Stated goal » Repeat word for word each line from the first one through the line containing "tip-dimension-bar xyxy=(541,31,559,41)", including that line.

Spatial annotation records

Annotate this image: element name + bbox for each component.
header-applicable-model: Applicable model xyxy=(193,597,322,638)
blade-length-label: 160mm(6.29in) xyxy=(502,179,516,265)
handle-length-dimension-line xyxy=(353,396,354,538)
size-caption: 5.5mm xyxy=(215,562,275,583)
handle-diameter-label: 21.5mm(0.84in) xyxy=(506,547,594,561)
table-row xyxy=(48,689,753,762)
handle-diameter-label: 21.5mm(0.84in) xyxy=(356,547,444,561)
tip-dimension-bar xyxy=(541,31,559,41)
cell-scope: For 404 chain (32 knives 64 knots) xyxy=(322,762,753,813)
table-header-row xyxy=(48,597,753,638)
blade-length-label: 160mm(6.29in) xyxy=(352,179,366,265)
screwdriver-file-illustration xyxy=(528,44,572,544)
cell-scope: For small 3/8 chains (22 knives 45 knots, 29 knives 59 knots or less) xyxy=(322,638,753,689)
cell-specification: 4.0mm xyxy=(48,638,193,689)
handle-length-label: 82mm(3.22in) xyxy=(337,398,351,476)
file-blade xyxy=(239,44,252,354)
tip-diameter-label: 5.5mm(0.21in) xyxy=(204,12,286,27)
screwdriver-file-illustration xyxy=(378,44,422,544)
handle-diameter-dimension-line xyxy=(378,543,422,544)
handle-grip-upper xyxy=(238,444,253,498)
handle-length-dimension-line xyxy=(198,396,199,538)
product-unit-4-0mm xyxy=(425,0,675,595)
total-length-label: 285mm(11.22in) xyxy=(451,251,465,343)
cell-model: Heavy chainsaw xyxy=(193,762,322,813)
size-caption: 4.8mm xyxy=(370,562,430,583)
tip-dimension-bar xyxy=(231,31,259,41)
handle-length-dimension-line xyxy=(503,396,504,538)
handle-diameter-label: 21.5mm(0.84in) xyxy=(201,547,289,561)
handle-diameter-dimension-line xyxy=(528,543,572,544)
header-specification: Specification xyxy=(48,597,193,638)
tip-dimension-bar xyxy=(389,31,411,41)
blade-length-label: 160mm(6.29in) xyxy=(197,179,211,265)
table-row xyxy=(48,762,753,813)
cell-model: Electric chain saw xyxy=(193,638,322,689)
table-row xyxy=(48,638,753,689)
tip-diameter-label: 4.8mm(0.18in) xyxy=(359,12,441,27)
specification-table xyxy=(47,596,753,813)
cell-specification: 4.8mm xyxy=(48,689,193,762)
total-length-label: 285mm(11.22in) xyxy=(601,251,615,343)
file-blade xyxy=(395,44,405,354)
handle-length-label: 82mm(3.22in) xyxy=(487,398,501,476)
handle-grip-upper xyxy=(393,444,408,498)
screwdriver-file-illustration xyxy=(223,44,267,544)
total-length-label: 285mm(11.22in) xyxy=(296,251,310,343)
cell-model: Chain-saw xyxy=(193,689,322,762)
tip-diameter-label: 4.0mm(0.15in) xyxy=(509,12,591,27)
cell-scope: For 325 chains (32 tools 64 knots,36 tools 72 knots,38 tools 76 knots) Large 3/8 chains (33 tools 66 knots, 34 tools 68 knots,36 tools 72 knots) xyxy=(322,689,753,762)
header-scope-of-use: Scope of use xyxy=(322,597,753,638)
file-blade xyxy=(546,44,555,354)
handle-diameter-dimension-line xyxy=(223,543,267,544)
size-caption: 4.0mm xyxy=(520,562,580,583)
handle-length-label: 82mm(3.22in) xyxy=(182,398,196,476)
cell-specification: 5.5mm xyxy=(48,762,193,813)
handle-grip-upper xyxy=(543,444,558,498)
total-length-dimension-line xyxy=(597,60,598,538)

Task result »
Annotate this image: element name + bbox for each component.
header-applicable-model: Applicable model xyxy=(193,597,322,638)
blade-length-label: 160mm(6.29in) xyxy=(502,179,516,265)
handle-length-dimension-line xyxy=(353,396,354,538)
size-caption: 5.5mm xyxy=(215,562,275,583)
handle-diameter-label: 21.5mm(0.84in) xyxy=(506,547,594,561)
table-row xyxy=(48,689,753,762)
handle-diameter-label: 21.5mm(0.84in) xyxy=(356,547,444,561)
tip-dimension-bar xyxy=(541,31,559,41)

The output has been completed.